▸ EXERCISE INPUTS
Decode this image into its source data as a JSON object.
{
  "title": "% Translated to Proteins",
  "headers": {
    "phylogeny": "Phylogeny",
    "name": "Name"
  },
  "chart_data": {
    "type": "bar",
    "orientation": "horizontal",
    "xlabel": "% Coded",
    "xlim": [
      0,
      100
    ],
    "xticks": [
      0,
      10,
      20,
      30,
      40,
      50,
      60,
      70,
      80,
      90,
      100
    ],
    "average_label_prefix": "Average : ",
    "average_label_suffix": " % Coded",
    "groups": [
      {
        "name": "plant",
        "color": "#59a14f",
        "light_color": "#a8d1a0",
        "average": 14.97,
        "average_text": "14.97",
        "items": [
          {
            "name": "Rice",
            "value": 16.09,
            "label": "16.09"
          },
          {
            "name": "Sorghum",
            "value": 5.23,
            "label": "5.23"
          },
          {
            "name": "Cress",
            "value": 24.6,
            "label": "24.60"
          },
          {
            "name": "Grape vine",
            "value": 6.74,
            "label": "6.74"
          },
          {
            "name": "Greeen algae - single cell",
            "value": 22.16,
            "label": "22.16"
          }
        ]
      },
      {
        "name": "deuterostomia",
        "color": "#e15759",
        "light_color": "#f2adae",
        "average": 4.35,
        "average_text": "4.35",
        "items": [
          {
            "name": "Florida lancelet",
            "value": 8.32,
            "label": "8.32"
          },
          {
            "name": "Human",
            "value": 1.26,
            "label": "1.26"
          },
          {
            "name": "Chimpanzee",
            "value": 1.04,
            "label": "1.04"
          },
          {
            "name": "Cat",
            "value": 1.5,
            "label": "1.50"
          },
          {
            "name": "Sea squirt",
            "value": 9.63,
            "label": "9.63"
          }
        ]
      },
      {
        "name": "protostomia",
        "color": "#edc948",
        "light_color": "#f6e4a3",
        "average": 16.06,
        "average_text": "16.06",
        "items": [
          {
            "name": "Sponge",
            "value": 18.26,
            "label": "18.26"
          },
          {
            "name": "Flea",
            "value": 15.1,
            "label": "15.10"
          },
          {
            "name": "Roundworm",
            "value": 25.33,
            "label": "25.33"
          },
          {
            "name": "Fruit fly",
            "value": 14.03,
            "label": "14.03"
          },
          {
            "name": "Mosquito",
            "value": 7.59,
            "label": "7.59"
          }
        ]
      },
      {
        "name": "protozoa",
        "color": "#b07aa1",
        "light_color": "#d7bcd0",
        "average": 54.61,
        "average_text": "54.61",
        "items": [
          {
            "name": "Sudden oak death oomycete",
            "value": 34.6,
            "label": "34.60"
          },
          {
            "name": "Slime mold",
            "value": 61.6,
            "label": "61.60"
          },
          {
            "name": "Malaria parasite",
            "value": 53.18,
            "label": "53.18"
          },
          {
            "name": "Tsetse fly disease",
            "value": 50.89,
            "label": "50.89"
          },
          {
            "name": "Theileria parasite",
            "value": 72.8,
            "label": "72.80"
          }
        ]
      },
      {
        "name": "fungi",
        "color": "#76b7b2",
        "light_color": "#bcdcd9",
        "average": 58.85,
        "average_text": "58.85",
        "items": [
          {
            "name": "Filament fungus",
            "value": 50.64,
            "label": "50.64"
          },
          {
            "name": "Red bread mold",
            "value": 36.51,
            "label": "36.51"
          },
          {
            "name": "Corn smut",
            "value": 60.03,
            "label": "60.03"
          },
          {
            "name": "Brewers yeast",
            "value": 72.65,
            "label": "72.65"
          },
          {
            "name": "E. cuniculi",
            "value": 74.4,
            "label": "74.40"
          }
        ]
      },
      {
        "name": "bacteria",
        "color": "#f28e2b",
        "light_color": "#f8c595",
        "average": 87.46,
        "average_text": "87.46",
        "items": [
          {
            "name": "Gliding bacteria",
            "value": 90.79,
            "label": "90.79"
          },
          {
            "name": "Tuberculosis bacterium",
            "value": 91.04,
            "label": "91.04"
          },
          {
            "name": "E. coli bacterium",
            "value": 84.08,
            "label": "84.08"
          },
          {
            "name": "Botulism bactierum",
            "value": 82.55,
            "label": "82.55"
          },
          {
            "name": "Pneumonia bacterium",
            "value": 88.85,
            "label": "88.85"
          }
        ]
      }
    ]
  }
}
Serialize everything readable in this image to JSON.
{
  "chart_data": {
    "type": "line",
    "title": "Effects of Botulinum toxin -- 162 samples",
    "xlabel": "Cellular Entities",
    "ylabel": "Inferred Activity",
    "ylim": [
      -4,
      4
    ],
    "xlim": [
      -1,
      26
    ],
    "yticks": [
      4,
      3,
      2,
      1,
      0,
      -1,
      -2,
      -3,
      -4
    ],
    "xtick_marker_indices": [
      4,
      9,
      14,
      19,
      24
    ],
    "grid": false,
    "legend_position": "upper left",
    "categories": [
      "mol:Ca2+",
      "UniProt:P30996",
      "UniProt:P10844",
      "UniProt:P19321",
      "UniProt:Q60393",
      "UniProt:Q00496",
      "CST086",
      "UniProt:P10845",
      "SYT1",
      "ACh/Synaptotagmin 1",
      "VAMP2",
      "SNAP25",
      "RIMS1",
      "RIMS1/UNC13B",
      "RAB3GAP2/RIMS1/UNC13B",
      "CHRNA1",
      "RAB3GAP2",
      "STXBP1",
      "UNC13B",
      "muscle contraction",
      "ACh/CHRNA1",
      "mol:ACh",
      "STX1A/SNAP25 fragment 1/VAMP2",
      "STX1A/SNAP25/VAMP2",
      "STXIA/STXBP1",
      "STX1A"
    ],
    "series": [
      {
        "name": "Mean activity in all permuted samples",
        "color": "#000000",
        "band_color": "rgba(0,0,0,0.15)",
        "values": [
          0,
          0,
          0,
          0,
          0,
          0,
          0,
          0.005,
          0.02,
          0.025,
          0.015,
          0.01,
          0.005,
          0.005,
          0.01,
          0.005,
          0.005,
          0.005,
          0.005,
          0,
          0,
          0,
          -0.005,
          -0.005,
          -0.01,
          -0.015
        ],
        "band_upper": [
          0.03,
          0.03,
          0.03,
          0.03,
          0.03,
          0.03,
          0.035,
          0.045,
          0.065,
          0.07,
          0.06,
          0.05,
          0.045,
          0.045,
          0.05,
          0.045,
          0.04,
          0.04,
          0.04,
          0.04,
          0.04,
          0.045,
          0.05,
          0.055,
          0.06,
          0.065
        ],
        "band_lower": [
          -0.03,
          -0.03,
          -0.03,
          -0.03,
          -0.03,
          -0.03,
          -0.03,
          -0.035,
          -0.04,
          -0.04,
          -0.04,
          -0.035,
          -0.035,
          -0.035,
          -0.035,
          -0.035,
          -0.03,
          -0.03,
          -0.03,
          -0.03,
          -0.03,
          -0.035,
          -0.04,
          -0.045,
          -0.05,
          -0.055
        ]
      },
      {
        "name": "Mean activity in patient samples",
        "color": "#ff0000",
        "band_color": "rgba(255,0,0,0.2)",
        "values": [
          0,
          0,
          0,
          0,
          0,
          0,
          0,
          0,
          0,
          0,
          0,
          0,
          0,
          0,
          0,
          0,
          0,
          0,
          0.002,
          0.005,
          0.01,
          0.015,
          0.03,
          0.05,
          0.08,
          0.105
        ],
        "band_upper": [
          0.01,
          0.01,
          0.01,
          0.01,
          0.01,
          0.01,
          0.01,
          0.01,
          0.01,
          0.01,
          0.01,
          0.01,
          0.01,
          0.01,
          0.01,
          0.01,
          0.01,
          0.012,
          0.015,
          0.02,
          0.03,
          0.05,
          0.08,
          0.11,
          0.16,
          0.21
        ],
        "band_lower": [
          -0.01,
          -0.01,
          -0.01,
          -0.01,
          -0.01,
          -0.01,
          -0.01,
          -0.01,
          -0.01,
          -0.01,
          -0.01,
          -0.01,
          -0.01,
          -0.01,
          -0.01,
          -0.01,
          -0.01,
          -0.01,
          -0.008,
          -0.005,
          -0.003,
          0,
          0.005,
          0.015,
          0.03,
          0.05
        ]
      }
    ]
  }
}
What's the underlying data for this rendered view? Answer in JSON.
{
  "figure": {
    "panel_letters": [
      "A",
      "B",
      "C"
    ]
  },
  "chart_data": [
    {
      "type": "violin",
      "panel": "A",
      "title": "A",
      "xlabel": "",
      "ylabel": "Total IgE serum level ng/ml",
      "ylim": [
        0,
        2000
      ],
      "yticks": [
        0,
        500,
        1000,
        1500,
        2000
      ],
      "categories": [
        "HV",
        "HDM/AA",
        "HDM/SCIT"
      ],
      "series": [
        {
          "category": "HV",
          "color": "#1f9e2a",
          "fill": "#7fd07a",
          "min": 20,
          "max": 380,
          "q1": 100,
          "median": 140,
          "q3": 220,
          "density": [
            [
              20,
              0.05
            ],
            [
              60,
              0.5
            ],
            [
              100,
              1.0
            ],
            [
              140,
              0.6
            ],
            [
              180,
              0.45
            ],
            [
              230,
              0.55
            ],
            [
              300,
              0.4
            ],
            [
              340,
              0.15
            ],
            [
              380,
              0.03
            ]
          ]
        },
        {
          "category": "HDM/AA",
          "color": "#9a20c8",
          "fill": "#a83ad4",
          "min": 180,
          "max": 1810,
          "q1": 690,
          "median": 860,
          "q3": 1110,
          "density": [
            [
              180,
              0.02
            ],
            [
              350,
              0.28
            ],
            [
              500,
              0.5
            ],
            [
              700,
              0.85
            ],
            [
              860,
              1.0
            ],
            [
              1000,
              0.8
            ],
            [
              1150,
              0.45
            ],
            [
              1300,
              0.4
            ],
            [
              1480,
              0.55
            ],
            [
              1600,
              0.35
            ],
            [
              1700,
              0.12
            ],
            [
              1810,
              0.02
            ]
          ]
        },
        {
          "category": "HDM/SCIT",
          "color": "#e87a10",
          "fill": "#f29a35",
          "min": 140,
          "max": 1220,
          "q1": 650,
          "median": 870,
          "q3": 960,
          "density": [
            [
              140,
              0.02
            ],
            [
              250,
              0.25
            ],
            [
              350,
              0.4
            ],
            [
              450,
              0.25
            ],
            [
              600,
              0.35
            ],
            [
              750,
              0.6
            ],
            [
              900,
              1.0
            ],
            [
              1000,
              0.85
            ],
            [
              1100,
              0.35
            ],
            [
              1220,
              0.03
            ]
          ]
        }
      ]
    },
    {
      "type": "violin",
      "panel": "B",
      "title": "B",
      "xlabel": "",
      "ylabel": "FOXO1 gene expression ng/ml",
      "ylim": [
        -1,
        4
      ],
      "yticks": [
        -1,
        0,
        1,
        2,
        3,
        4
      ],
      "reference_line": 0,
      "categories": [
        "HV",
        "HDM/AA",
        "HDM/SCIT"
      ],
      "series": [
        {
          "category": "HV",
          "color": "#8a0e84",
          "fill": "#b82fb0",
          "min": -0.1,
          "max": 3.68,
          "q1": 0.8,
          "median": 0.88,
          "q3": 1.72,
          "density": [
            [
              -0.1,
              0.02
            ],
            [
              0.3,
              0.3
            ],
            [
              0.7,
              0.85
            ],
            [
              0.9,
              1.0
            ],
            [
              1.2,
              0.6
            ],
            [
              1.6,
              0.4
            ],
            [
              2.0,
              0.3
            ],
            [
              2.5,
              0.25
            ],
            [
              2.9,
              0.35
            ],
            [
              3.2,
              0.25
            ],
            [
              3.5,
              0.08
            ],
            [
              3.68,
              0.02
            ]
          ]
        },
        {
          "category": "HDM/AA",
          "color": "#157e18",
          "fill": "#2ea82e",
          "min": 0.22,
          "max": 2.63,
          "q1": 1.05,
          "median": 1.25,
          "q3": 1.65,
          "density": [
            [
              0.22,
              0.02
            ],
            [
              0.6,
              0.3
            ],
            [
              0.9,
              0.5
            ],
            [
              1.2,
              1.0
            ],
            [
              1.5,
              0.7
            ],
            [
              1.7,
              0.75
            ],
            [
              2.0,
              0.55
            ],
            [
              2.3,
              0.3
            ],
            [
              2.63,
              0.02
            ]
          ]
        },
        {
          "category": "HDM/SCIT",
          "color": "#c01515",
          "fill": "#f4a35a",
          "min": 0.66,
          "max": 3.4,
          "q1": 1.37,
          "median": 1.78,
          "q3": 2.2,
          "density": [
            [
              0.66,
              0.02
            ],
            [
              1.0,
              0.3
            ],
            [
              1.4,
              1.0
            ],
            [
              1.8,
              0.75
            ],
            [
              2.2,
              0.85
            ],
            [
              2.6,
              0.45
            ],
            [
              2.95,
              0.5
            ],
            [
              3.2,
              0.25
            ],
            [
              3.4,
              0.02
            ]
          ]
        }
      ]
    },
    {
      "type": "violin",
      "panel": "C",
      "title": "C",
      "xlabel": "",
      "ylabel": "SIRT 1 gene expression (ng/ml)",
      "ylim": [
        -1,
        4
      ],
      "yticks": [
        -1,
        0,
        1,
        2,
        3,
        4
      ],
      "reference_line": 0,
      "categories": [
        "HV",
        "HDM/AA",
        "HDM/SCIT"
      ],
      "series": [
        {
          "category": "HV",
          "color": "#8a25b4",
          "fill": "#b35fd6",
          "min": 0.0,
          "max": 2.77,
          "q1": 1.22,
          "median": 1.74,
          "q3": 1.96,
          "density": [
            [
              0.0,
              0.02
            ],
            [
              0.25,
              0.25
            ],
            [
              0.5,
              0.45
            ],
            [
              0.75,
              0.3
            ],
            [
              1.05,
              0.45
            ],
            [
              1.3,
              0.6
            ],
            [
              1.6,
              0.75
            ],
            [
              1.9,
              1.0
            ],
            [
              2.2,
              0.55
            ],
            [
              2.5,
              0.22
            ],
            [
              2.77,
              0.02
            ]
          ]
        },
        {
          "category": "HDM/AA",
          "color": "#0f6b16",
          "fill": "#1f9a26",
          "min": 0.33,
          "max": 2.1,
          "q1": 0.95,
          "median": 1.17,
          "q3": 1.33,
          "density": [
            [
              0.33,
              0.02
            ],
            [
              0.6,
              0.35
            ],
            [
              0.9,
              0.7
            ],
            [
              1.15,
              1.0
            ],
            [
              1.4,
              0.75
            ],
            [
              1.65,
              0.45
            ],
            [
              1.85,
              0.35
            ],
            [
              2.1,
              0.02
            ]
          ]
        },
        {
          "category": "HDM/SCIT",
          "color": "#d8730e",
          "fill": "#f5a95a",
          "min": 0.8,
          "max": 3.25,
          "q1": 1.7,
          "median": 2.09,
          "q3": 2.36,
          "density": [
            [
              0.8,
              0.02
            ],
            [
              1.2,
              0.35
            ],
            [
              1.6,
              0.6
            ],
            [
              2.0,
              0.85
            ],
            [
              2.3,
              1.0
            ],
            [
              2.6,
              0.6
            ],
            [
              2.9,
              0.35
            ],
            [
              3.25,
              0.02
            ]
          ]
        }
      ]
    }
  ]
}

▸ WORK INSTRUCTIONS
Find each line in the data above with the word "gene", then copy it.

▸ WRITTEN SOLUTION
      "ylabel": "FOXO1 gene expression ng/ml",
      "ylabel": "SIRT 1 gene expression (ng/ml)",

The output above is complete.